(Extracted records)
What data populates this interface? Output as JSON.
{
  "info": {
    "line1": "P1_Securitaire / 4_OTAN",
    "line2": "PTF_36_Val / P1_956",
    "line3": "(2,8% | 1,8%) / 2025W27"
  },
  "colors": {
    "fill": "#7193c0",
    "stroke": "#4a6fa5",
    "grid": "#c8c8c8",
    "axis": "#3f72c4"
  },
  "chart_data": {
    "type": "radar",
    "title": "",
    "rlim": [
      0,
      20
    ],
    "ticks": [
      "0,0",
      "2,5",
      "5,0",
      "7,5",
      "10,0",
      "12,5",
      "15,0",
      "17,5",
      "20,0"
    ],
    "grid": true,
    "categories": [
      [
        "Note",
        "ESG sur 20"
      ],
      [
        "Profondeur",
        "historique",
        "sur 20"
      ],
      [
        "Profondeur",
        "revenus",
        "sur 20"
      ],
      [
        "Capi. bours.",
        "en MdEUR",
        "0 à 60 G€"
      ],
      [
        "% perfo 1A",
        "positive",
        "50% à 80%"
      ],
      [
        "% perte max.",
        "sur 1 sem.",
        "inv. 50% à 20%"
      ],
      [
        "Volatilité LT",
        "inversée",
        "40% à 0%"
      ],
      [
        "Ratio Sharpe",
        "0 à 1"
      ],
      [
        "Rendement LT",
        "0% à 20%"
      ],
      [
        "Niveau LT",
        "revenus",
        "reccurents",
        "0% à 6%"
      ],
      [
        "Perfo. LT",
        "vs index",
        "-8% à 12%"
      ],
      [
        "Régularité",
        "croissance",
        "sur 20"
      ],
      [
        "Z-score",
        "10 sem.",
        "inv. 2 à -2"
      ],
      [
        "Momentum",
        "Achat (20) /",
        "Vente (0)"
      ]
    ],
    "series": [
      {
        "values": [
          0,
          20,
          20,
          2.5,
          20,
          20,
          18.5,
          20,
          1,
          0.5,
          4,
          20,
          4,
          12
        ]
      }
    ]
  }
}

• Work required:
Extract the full listing above without altering anything.

• Output for this task:
What data populates this interface? Output as JSON.
{
  "info": {
    "line1": "P1_Securitaire / 4_OTAN",
    "line2": "PTF_36_Val / P1_956",
    "line3": "(2,8% | 1,8%) / 2025W27"
  },
  "colors": {
    "fill": "#7193c0",
    "stroke": "#4a6fa5",
    "grid": "#c8c8c8",
    "axis": "#3f72c4"
  },
  "chart_data": {
    "type": "radar",
    "title": "",
    "rlim": [
      0,
      20
    ],
    "ticks": [
      "0,0",
      "2,5",
      "5,0",
      "7,5",
      "10,0",
      "12,5",
      "15,0",
      "17,5",
      "20,0"
    ],
    "grid": true,
    "categories": [
      [
        "Note",
        "ESG sur 20"
      ],
      [
        "Profondeur",
        "historique",
        "sur 20"
      ],
      [
        "Profondeur",
        "revenus",
        "sur 20"
      ],
      [
        "Capi. bours.",
        "en MdEUR",
        "0 à 60 G€"
      ],
      [
        "% perfo 1A",
        "positive",
        "50% à 80%"
      ],
      [
        "% perte max.",
        "sur 1 sem.",
        "inv. 50% à 20%"
      ],
      [
        "Volatilité LT",
        "inversée",
        "40% à 0%"
      ],
      [
        "Ratio Sharpe",
        "0 à 1"
      ],
      [
        "Rendement LT",
        "0% à 20%"
      ],
      [
        "Niveau LT",
        "revenus",
        "reccurents",
        "0% à 6%"
      ],
      [
        "Perfo. LT",
        "vs index",
        "-8% à 12%"
      ],
      [
        "Régularité",
        "croissance",
        "sur 20"
      ],
      [
        "Z-score",
        "10 sem.",
        "inv. 2 à -2"
      ],
      [
        "Momentum",
        "Achat (20) /",
        "Vente (0)"
      ]
    ],
    "series": [
      {
        "values": [
          0,
          20,
          20,
          2.5,
          20,
          20,
          18.5,
          20,
          1,
          0.5,
          4,
          20,
          4,
          12
        ]
      }
    ]
  }
}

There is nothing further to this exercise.